TEXTAUSZUG:
------

Fest steht, dass Maria biblisch gesehen in keiner Weise heilig war oder über übernatürliche Kräfte verfügte. Die Netflix-Maria jedoch ist eine kleine Superheldin, die aber leider ohne Plan durchs Judäa um das Jahr eins stolpert. Wenn etwa das noch kleine Mädchen mit ihrem Freund spielt, scharen sich auf wundersame Weise alle Schmetterlinge um sie. Keiner weiß, warum.

Auch dass Marias Eltern keine Kinder bekommen konnten, sie deswegen inständig zu Gott beteten, und dieser ihnen schließlich durch den Engel Gabriel eine Tochter verheißen ließ, steht nicht in der Bibel. Im Gegenzug müssen die Eltern Maria Gott weihen; ihre langen Haare werden abgeschnitten, und sie muss im Tempel dienen. Was nun folgt, ist harter Tobak für Bibelkundige oder wenigstens -freunde.

Es gab keine Tempeldienerinnen im Judentum

In der Realität hatten Frauen keine liturgischen Aufgaben im jüdischen Tempel zu verrichten. Das hinderte die Macher von „Maria“ nicht, die junge Heilige zu einer Art Tempeldienerin zu machen, an der Seite von mehreren Dutzend anderen Mädchen in ihrem Alter, die auf beklemmende Weise exakt so aussehen wie Maria. Alle Dienerinnen tragen hier blutrote Roben, und ja, sie sehen exakt so aus wie die Frauen in der bekannten dystopischen Serie „The Handmaid’s Tale“. Dort sind die Frauen zu Gebärmaschinen herabgewürdigt.

Wenn es schon an dieser Stelle von „Maria“ kaum verständlich ist, wie irgendein Experte dies durchgehen lassen konnte, so wird es leider noch schlimmer.

Noa Cohen, Schauspielerin Foto: Tal Abudi (טל עבודי), Beschnitt PRO | CC BY-SA 3.0 Unported
Die israelische Schauspielerin Noa Cohen verkörpert Maria im gleichnamigen Netflix-Film. Die Besetzung sorgte in sozialen Medien für zahlreiche antisemitische Kommentare.

Vor dem Tempel nimmt eine Frau Maria aus den Armen ihrer Eltern in Empfang, die aussieht wie eine Zauberin. Ihr Hut ist anderthalb Meter hoch, sie empfängt das Mädchen mit den Worten: „Du bist es.“ Mehr erfährt man nicht. Die ältere Dame wird „Prophetin“ genannt – soll das ein Verschnitt der Prophetin Hanna sein, die den acht Tage alten Jesus im Tempel als Erlöser erkannte (Lukas 2)?

Ein Priester nennt Maria „Das Gefäß des Versprechens“, auch seine Kopfbedeckung ist extravagant, hat aber nichts mit jüdischer Tradition zu tun. Sein Hut gleicht dem eines shintoistischen Priesters aus Japan viele Jahrhunderte später, er wird im Film „Mitra“ genannt – so hießen aber zwölf Jahrhunderte später die Kopfbedeckungen christlicher Bischöfe.

------

DATEN:
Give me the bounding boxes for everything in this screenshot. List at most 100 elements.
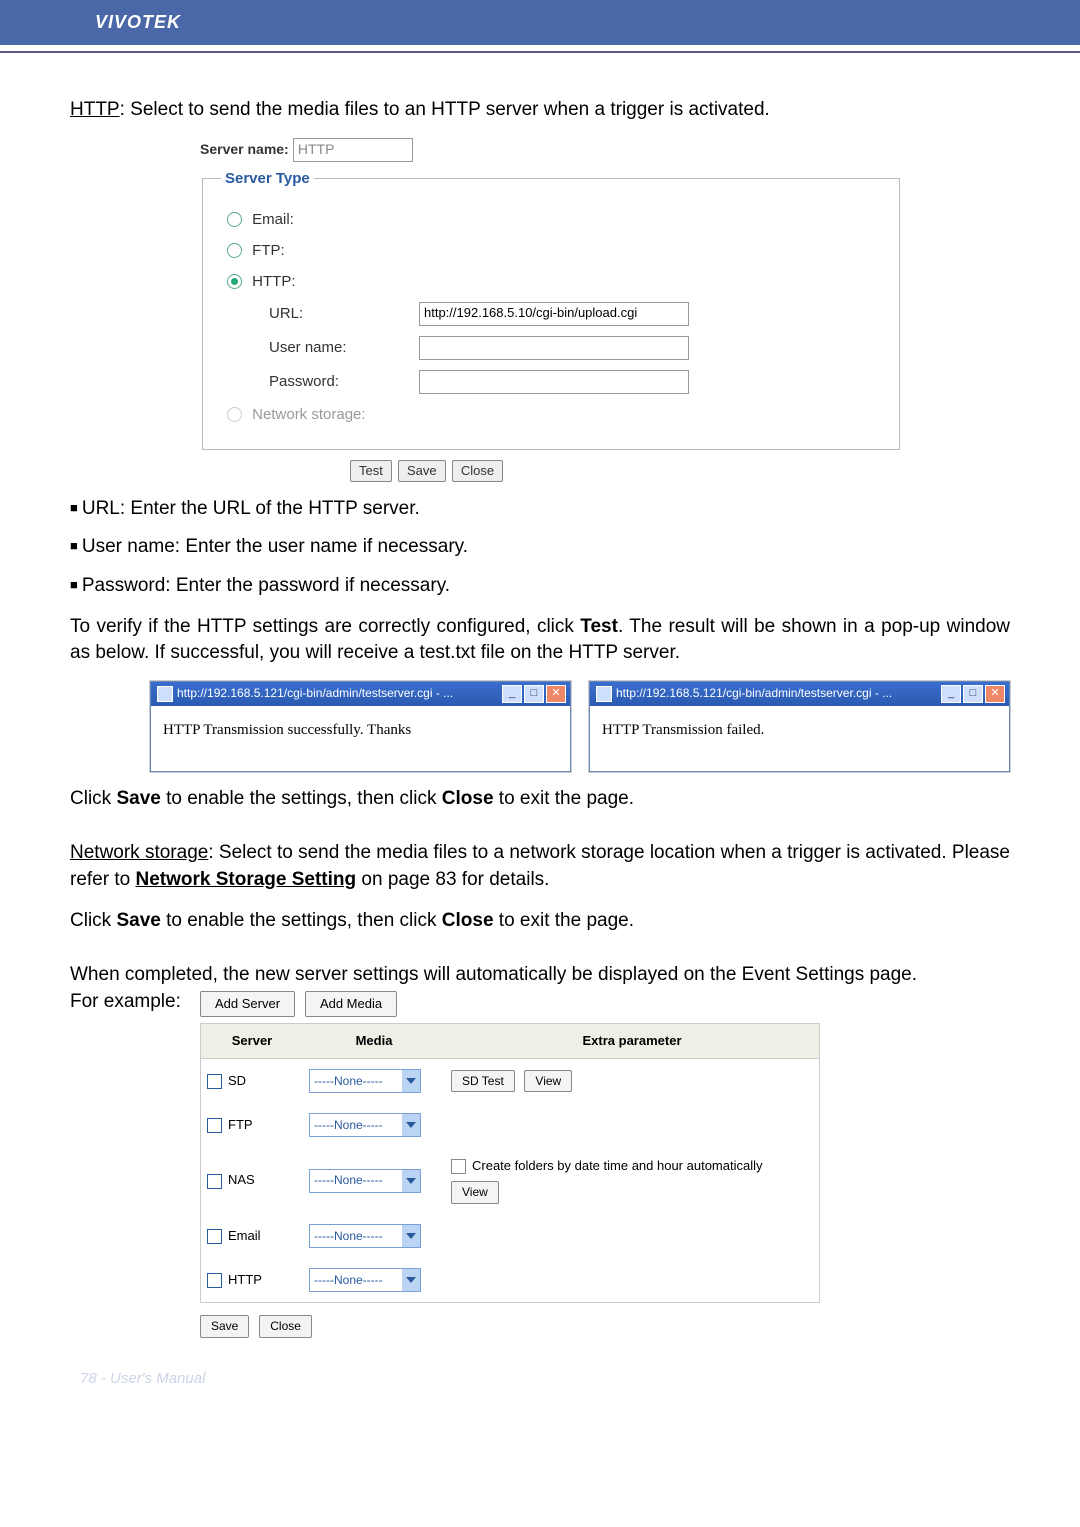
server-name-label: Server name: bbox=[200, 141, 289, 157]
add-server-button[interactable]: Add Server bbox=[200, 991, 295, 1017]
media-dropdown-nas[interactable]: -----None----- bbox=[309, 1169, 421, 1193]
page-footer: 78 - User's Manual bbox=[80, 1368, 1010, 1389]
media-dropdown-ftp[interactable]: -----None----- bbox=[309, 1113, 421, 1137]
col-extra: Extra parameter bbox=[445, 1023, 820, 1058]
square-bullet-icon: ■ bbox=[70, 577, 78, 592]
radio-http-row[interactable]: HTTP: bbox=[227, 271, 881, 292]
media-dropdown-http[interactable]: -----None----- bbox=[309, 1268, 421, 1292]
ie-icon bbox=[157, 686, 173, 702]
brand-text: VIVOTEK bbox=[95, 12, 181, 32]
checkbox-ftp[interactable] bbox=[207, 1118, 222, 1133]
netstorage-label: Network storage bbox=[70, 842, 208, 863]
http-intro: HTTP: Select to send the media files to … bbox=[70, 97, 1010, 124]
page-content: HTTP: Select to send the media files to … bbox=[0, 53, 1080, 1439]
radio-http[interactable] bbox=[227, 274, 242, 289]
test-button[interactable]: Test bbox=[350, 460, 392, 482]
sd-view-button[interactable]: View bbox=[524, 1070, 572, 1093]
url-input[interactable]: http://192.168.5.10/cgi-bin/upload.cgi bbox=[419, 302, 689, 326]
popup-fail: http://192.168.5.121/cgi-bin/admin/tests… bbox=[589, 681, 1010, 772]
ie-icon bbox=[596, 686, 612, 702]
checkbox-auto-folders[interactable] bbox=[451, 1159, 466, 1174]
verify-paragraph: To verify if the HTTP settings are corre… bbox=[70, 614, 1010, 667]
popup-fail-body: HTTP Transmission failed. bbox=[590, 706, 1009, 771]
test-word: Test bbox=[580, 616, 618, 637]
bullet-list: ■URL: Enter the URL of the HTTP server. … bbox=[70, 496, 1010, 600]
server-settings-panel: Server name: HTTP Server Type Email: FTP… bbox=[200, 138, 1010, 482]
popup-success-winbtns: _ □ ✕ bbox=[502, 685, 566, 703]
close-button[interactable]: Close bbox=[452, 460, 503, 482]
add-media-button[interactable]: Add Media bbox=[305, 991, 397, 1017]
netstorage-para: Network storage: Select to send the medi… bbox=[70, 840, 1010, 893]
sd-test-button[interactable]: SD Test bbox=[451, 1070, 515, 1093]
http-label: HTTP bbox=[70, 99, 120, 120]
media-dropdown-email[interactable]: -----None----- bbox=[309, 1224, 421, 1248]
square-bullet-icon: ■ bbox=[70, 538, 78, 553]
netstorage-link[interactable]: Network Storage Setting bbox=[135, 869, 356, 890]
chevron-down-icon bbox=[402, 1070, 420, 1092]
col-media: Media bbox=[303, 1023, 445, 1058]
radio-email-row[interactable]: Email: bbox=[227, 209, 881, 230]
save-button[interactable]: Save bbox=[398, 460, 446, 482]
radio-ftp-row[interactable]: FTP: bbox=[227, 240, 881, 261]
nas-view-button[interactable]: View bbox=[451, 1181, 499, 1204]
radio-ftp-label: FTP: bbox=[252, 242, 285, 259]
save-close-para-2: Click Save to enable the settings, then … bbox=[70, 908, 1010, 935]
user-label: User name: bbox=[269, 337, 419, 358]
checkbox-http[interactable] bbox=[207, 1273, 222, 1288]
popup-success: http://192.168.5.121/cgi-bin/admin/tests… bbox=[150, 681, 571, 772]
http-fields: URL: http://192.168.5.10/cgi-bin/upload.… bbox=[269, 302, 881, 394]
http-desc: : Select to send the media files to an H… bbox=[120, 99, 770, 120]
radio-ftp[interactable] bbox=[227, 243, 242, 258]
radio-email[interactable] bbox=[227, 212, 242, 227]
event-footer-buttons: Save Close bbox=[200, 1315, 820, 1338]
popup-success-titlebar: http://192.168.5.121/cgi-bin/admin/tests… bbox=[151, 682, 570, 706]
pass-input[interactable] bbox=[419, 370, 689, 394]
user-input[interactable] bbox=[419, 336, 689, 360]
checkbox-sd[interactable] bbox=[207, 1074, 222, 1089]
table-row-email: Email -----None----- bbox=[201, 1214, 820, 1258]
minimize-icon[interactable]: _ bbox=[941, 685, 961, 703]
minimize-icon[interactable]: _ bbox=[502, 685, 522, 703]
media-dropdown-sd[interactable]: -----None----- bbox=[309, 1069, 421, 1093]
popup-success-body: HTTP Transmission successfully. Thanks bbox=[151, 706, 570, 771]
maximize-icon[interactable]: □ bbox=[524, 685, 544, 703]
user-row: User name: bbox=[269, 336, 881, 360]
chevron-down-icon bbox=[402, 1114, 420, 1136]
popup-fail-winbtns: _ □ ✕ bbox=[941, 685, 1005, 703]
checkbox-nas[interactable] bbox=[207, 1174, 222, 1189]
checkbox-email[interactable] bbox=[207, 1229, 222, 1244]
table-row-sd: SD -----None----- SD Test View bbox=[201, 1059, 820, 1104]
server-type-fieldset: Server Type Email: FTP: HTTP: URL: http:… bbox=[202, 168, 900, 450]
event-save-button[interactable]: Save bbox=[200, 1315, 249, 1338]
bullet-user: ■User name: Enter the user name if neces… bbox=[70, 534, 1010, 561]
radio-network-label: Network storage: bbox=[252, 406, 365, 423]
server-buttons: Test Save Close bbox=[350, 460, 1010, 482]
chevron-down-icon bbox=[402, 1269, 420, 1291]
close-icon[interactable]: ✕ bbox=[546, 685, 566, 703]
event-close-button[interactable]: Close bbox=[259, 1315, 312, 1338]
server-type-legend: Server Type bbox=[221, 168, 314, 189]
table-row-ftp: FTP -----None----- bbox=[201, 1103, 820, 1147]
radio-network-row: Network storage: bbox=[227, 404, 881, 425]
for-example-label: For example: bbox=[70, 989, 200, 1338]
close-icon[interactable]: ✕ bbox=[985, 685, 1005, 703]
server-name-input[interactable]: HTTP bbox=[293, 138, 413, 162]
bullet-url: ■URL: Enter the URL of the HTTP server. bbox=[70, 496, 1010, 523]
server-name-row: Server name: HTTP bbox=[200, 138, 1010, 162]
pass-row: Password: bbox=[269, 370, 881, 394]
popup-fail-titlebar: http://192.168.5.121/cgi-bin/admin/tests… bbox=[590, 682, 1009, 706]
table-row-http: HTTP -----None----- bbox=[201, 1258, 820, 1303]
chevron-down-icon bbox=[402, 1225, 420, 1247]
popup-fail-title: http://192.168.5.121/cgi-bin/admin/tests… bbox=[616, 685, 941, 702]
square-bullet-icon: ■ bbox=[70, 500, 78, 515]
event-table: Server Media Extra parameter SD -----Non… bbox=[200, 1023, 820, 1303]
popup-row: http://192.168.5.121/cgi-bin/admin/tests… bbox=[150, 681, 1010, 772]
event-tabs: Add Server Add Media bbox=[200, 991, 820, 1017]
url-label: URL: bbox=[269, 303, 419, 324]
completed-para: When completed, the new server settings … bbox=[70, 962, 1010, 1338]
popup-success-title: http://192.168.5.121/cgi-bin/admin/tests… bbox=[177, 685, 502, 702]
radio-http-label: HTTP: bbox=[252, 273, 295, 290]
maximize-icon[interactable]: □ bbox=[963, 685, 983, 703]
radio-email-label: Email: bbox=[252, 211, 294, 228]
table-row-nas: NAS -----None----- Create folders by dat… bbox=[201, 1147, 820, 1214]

------

AUFGABEN:
1 - Fasse den Textauszug in zwei Sätzen zusammen.
2 - Welche Bezeichnungen werden laut Textauszug im Film „Maria“ für Figuren oder Dinge verwendet? Zähle alle auf.
3 - Gib den Textauszug wortgetreu wieder, beginnend mit „Wenn es schon“ und weiter bis einschließlich „zahlreiche antisemitische Kommentare.“.

ERWARTETE ANTWORTEN:
1 - Der Netflix-Film „Maria“ zeigt vieles, was so nicht in der Bibel steht, etwa eine Maria mit übernatürlichen Kräften und die Verheißung ihrer Geburt durch den Engel Gabriel. Außerdem macht er Maria zu einer Tempeldienerin in blutroter Robe, obwohl Frauen im jüdischen Tempel keine liturgischen Aufgaben hatten, und gibt einem Priester einen Hut, der nichts mit jüdischer Tradition zu tun hat.

2 -
- „Prophetin“ (für die ältere Dame vor dem Tempel)
- „Das Gefäß des Versprechens“ (für Maria)
- „Mitra“ (für den Hut des Priesters)

3 -
Wenn es schon an dieser Stelle von „Maria“ kaum verständlich ist, wie irgendein Experte dies durchgehen lassen konnte, so wird es leider noch schlimmer.

Noa Cohen, Schauspielerin Foto: Tal Abudi (טל עבודי), Beschnitt PRO | CC BY-SA 3.0 Unported
Die israelische Schauspielerin Noa Cohen verkörpert Maria im gleichnamigen Netflix-Film. Die Besetzung sorgte in sozialen Medien für zahlreiche antisemitische Kommentare.